Exercise: The answer is one number: how many lines hold the string "syntaxhighlighter".

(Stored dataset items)
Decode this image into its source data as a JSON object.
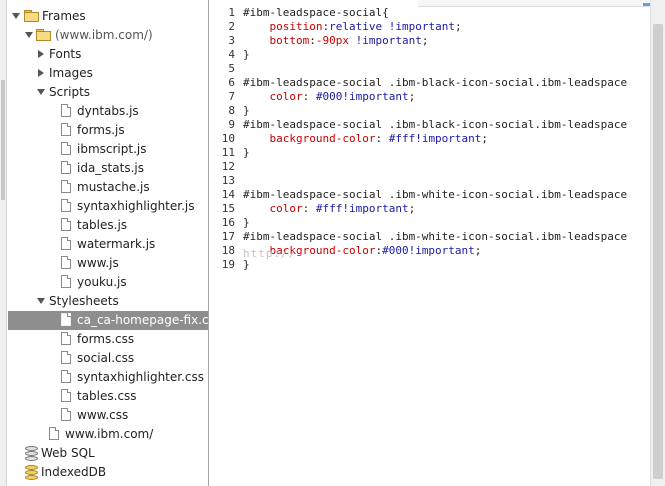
{
  "tree": {
    "frames_label": "Frames",
    "frame_label": "(www.ibm.com/)",
    "fonts_label": "Fonts",
    "images_label": "Images",
    "scripts_label": "Scripts",
    "scripts": [
      "dyntabs.js",
      "forms.js",
      "ibmscript.js",
      "ida_stats.js",
      "mustache.js",
      "syntaxhighlighter.js",
      "tables.js",
      "watermark.js",
      "www.js",
      "youku.js"
    ],
    "stylesheets_label": "Stylesheets",
    "stylesheets": [
      "ca_ca-homepage-fix.css",
      "forms.css",
      "social.css",
      "syntaxhighlighter.css",
      "tables.css",
      "www.css"
    ],
    "document_label": "www.ibm.com/",
    "websql_label": "Web SQL",
    "indexeddb_label": "IndexedDB"
  },
  "editor": {
    "line_numbers": [
      "1",
      "2",
      "3",
      "4",
      "5",
      "6",
      "7",
      "8",
      "9",
      "10",
      "11",
      "12",
      "13",
      "14",
      "15",
      "16",
      "17",
      "18",
      "19"
    ],
    "lines": [
      [
        {
          "t": "#ibm-leadspace-social{",
          "c": "sel"
        }
      ],
      [
        {
          "t": "    position",
          "c": "prop"
        },
        {
          "t": ":",
          "c": "sel"
        },
        {
          "t": "relative !important",
          "c": "val"
        },
        {
          "t": ";",
          "c": "sel"
        }
      ],
      [
        {
          "t": "    bottom",
          "c": "prop"
        },
        {
          "t": ":",
          "c": "sel"
        },
        {
          "t": "-90px",
          "c": "prop"
        },
        {
          "t": " !important",
          "c": "val"
        },
        {
          "t": ";",
          "c": "sel"
        }
      ],
      [
        {
          "t": "}",
          "c": "sel"
        }
      ],
      [],
      [
        {
          "t": "#ibm-leadspace-social .ibm-black-icon-social.ibm-leadspace",
          "c": "sel"
        }
      ],
      [
        {
          "t": "    color",
          "c": "prop"
        },
        {
          "t": ": ",
          "c": "sel"
        },
        {
          "t": "#000!important",
          "c": "hex"
        },
        {
          "t": ";",
          "c": "sel"
        }
      ],
      [
        {
          "t": "}",
          "c": "sel"
        }
      ],
      [
        {
          "t": "#ibm-leadspace-social .ibm-black-icon-social.ibm-leadspace",
          "c": "sel"
        }
      ],
      [
        {
          "t": "    background-color",
          "c": "prop"
        },
        {
          "t": ": ",
          "c": "sel"
        },
        {
          "t": "#fff!important",
          "c": "hex"
        },
        {
          "t": ";",
          "c": "sel"
        }
      ],
      [
        {
          "t": "}",
          "c": "sel"
        }
      ],
      [],
      [],
      [
        {
          "t": "#ibm-leadspace-social .ibm-white-icon-social.ibm-leadspace",
          "c": "sel"
        }
      ],
      [
        {
          "t": "    color",
          "c": "prop"
        },
        {
          "t": ": ",
          "c": "sel"
        },
        {
          "t": "#fff!important",
          "c": "hex"
        },
        {
          "t": ";",
          "c": "sel"
        }
      ],
      [
        {
          "t": "}",
          "c": "sel"
        }
      ],
      [
        {
          "t": "#ibm-leadspace-social .ibm-white-icon-social.ibm-leadspace",
          "c": "sel"
        }
      ],
      [
        {
          "t": "    background-color",
          "c": "prop"
        },
        {
          "t": ":",
          "c": "sel"
        },
        {
          "t": "#000!important",
          "c": "hex"
        },
        {
          "t": ";",
          "c": "sel"
        }
      ],
      [
        {
          "t": "}",
          "c": "sel"
        }
      ]
    ],
    "watermark": "http://"
  }
}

Task output: 2